**ENTRIES:**
────────────────────────────────────────

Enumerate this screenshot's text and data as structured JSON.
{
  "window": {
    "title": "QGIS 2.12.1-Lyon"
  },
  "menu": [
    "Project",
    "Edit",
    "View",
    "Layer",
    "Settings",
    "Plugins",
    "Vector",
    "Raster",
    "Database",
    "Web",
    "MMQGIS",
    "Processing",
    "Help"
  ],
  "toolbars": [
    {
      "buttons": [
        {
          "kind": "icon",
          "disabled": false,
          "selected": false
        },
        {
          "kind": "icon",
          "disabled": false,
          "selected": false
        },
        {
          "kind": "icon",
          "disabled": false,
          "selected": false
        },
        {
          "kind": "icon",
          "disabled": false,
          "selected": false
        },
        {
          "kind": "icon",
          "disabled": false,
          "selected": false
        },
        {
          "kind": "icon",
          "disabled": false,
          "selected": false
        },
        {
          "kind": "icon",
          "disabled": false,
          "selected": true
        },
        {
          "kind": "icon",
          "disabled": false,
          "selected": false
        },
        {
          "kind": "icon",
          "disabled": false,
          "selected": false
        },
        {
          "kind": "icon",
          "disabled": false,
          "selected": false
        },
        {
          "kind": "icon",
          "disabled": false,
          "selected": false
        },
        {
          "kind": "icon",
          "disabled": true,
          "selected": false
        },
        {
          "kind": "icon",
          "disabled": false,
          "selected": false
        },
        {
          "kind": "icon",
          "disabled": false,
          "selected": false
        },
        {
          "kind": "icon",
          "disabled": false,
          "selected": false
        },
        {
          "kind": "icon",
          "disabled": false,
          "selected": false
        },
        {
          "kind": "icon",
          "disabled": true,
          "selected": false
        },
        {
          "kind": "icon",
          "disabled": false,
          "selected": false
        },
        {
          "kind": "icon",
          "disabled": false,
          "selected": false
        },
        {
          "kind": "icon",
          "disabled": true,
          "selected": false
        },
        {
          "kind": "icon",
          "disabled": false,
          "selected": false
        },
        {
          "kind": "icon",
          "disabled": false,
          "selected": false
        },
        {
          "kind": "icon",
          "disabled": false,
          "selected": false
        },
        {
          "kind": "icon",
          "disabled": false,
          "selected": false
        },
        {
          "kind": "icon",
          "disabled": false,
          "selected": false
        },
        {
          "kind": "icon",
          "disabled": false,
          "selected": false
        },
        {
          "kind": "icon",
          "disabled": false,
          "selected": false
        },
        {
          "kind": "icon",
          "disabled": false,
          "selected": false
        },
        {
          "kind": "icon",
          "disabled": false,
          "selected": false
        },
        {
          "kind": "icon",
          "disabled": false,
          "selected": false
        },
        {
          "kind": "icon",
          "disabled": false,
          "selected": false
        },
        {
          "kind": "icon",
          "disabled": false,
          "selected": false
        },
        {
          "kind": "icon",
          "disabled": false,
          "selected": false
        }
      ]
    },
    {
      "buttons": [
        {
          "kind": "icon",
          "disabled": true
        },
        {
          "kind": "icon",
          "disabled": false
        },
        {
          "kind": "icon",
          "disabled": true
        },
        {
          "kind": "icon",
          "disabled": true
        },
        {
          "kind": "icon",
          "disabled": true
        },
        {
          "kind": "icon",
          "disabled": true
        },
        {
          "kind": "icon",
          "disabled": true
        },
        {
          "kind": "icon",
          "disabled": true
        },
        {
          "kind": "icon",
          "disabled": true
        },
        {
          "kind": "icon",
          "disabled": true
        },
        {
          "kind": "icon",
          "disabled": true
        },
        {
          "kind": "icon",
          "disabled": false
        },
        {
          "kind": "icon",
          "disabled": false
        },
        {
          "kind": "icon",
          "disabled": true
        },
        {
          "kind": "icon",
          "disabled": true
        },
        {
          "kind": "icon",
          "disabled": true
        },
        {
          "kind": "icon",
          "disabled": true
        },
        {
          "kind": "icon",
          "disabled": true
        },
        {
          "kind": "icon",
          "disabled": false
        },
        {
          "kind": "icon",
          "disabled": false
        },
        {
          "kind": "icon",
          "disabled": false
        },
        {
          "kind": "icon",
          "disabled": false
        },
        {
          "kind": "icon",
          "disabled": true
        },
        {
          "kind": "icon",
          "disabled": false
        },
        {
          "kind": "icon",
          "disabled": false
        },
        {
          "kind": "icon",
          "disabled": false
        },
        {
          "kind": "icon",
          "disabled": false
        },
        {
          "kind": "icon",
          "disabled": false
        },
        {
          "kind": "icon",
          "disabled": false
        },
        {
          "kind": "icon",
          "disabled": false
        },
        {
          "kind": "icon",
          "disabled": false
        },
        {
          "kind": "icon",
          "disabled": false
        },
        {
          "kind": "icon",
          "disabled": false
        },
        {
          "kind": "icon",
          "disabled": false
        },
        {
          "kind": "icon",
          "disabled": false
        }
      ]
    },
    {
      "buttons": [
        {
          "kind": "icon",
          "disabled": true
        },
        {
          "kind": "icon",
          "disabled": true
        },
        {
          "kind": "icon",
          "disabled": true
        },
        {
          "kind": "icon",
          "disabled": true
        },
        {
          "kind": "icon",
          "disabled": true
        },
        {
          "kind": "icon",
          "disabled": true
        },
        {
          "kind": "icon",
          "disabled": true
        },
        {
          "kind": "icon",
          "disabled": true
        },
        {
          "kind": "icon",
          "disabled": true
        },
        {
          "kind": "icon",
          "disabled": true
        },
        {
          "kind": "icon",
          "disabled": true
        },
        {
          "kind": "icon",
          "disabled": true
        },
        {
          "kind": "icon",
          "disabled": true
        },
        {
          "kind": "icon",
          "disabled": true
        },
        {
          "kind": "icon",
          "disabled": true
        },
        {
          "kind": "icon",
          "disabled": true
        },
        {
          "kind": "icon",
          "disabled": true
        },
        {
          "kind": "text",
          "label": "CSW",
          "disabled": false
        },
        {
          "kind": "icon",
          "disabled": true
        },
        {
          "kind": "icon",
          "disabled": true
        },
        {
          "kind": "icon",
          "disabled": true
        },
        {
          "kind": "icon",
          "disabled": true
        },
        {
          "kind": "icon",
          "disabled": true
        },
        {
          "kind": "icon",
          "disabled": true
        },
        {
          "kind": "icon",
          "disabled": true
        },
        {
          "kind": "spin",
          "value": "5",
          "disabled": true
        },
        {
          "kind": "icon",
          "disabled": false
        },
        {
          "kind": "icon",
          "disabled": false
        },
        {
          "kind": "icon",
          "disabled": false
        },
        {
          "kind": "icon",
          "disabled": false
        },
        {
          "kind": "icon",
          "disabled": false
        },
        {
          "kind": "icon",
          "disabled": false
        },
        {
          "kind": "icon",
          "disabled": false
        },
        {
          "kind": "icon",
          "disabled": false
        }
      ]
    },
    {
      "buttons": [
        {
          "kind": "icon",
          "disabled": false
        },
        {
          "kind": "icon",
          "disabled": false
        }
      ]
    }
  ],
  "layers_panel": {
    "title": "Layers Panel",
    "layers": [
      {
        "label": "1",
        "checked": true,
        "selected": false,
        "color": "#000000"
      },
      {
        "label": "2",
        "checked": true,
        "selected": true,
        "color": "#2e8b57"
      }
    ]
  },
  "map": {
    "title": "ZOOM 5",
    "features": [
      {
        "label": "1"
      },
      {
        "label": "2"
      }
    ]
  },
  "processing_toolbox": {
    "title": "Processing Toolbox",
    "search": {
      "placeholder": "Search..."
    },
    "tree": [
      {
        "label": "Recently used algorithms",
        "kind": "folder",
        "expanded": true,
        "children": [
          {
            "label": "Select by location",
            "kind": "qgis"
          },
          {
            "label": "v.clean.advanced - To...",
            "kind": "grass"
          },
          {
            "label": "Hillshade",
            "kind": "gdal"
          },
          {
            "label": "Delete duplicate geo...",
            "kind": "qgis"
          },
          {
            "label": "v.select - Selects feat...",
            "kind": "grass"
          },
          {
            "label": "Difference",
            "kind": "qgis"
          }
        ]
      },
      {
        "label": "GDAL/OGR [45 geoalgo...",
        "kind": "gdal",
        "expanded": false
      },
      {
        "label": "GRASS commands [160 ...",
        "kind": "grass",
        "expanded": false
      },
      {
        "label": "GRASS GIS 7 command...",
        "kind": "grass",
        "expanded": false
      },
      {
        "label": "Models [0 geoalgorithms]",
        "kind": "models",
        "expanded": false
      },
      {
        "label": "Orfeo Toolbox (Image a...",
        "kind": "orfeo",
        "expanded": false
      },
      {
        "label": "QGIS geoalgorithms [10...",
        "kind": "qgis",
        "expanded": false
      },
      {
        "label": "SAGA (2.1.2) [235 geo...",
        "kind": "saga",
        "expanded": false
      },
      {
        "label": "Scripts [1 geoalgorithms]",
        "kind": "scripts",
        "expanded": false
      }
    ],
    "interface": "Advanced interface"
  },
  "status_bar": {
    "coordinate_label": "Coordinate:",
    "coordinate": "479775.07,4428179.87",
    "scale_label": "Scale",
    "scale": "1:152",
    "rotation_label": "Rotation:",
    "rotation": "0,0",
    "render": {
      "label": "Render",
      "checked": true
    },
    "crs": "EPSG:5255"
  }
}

────────────────────────────────────────

**WHAT YOU NEED TO DO:**
Each line that holds the word "text" is to be copied.

**TASK ANSWER:**
Enumerate this screenshot's text and data as structured JSON.
          "kind": "text",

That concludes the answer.